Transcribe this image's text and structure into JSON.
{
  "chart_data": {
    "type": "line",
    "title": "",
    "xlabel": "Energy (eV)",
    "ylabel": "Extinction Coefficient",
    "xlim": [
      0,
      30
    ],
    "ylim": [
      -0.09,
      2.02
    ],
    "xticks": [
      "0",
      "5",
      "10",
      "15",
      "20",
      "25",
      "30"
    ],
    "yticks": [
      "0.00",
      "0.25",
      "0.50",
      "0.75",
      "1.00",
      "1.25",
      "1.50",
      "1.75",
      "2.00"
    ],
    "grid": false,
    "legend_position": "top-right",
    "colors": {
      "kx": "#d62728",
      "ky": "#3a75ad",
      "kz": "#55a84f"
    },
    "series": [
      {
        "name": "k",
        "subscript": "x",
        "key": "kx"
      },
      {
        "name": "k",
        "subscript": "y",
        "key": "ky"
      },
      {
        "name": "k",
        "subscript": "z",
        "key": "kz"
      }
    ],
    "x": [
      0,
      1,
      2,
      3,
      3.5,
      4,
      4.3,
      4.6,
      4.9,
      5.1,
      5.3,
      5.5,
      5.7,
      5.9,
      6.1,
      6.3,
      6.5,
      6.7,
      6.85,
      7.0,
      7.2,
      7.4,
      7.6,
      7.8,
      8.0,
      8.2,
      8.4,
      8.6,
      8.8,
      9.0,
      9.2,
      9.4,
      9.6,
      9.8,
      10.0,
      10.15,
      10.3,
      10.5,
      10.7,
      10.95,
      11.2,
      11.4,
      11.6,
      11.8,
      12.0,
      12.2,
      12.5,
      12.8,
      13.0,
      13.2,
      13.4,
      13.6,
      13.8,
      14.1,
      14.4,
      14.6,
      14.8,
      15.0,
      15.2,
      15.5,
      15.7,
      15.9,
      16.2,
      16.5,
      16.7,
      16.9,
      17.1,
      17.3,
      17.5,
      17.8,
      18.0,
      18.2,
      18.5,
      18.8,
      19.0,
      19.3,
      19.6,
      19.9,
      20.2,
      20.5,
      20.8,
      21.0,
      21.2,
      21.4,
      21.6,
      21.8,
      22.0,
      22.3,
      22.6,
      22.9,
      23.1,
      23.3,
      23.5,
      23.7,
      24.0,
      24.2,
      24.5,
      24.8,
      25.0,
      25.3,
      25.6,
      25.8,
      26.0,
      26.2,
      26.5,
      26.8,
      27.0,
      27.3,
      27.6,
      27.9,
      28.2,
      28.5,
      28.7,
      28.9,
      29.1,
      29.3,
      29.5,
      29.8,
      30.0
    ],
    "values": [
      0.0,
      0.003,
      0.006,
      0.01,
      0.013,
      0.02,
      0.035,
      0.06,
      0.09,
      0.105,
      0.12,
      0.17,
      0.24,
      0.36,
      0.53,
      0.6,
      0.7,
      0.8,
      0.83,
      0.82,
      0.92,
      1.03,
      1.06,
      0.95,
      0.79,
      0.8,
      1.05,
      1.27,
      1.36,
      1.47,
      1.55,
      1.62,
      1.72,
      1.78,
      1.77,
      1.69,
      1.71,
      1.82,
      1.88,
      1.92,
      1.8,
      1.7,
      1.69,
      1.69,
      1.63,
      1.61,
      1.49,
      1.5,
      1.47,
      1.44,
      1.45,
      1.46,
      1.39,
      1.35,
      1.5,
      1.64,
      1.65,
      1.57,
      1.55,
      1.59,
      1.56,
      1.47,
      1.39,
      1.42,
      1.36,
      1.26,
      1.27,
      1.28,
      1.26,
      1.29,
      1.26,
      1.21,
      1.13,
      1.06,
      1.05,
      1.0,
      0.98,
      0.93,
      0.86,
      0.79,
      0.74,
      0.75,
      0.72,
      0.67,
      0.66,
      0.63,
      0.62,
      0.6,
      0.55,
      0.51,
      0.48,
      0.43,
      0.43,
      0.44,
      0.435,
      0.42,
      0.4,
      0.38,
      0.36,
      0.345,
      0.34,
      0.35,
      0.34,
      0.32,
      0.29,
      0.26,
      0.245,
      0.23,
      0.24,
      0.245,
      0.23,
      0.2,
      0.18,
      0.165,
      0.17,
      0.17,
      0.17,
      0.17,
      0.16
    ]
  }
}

--

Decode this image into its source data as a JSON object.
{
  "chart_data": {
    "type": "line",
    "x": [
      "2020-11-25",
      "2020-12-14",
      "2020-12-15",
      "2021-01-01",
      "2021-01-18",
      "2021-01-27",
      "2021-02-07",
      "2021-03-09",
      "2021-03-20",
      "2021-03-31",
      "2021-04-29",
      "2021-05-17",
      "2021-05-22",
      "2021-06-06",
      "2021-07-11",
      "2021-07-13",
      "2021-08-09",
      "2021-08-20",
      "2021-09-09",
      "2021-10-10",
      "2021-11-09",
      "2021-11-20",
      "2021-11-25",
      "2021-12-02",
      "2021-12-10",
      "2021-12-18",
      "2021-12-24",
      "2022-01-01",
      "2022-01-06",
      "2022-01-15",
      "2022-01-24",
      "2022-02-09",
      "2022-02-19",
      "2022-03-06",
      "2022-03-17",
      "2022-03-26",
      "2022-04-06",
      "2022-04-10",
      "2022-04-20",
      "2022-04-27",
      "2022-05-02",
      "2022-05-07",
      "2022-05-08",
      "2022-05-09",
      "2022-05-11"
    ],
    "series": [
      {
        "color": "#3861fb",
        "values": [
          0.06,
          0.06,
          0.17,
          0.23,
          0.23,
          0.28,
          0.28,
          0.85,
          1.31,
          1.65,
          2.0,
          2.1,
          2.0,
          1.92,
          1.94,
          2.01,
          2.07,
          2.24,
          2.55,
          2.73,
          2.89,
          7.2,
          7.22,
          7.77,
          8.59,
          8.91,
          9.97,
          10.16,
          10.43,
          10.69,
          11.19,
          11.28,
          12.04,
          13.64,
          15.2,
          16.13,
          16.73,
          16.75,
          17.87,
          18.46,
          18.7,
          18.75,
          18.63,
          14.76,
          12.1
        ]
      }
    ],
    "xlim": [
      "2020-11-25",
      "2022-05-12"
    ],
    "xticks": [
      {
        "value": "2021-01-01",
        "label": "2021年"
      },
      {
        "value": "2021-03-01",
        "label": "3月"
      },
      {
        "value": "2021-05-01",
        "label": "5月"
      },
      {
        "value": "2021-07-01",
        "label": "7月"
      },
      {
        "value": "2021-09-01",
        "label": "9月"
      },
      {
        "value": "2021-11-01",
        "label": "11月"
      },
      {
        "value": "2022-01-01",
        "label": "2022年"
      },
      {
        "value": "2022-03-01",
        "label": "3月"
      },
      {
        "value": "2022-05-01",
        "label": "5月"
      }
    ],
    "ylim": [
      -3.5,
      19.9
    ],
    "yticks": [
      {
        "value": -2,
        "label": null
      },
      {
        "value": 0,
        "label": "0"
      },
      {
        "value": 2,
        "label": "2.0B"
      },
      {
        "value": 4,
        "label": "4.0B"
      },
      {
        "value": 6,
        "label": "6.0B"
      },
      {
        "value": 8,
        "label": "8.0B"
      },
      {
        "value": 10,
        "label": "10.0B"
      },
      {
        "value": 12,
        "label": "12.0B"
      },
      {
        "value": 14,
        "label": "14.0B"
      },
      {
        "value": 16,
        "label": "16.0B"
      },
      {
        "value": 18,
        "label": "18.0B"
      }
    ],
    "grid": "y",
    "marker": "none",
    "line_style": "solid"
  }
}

**Set task**
Determine how many lines of the material include the string "JSON". Output only that count.

**Solution below**
2